◆ **Problem to solve**
In the records below, locate the line containing "Read this page and output its text content.", then output that line and all later lines exactly, through the last one.

Stored records:

□ □ □ □

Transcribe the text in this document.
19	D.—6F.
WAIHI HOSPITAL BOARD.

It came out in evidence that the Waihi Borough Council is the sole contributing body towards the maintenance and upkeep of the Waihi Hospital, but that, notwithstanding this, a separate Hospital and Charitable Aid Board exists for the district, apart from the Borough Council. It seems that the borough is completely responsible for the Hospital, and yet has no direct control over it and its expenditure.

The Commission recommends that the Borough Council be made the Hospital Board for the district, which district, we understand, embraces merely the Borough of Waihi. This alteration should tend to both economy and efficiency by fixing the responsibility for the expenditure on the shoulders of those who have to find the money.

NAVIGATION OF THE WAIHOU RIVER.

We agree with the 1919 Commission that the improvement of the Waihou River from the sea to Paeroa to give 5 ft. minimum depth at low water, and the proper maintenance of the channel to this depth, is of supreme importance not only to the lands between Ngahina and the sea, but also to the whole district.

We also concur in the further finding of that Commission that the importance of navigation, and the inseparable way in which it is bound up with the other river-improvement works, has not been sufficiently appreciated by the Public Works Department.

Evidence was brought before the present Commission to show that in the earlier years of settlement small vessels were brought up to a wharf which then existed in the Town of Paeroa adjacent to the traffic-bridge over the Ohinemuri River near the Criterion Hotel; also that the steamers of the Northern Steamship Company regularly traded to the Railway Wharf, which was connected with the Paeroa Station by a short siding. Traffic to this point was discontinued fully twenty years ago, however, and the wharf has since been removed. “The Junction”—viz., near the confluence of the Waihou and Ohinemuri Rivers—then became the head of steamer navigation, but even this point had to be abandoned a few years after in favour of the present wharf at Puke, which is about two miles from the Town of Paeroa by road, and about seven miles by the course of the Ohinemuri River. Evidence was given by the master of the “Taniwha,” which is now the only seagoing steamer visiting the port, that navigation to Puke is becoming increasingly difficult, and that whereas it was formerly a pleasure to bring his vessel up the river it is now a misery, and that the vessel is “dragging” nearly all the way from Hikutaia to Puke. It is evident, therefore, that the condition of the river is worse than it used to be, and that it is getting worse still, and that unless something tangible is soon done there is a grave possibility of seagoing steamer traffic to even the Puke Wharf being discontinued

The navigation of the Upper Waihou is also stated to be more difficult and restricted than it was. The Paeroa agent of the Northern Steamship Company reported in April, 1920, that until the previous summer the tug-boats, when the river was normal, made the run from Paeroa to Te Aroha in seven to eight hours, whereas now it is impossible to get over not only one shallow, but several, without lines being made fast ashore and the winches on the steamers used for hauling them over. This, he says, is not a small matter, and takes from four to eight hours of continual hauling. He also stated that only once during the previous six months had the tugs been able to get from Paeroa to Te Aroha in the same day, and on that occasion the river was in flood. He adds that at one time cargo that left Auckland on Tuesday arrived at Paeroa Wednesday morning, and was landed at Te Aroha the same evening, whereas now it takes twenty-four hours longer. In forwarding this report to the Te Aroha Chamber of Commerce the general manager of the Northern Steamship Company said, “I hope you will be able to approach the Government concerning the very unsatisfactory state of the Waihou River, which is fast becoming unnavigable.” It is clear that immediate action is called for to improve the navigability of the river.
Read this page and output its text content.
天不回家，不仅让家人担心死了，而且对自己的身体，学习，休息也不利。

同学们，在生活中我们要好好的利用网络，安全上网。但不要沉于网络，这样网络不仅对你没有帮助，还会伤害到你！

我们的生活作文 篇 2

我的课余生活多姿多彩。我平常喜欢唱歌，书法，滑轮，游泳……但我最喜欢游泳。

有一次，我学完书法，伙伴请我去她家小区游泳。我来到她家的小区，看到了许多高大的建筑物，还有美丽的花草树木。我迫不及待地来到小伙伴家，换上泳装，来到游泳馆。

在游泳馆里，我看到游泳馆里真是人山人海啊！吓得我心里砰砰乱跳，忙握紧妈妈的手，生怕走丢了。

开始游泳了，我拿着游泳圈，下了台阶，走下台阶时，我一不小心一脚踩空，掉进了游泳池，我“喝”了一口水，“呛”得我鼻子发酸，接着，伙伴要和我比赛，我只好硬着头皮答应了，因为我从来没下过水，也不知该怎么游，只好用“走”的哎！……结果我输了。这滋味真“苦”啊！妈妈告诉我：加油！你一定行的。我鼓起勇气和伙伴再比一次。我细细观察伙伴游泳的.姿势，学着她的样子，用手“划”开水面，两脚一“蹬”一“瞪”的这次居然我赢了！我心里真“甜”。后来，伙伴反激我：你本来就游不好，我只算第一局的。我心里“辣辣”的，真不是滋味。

□ □ □ □

◆ **Reply**
Read this page and output its text content.
天不回家，不仅让家人担心死了，而且对自己的身体，学习，休息也不利。

同学们，在生活中我们要好好的利用网络，安全上网。但不要沉于网络，这样网络不仅对你没有帮助，还会伤害到你！

我们的生活作文 篇 2

我的课余生活多姿多彩。我平常喜欢唱歌，书法，滑轮，游泳……但我最喜欢游泳。

有一次，我学完书法，伙伴请我去她家小区游泳。我来到她家的小区，看到了许多高大的建筑物，还有美丽的花草树木。我迫不及待地来到小伙伴家，换上泳装，来到游泳馆。

在游泳馆里，我看到游泳馆里真是人山人海啊！吓得我心里砰砰乱跳，忙握紧妈妈的手，生怕走丢了。

开始游泳了，我拿着游泳圈，下了台阶，走下台阶时，我一不小心一脚踩空，掉进了游泳池，我“喝”了一口水，“呛”得我鼻子发酸，接着，伙伴要和我比赛，我只好硬着头皮答应了，因为我从来没下过水，也不知该怎么游，只好用“走”的哎！……结果我输了。这滋味真“苦”啊！妈妈告诉我：加油！你一定行的。我鼓起勇气和伙伴再比一次。我细细观察伙伴游泳的.姿势，学着她的样子，用手“划”开水面，两脚一“蹬”一“瞪”的这次居然我赢了！我心里真“甜”。后来，伙伴反激我：你本来就游不好，我只算第一局的。我心里“辣辣”的，真不是滋味。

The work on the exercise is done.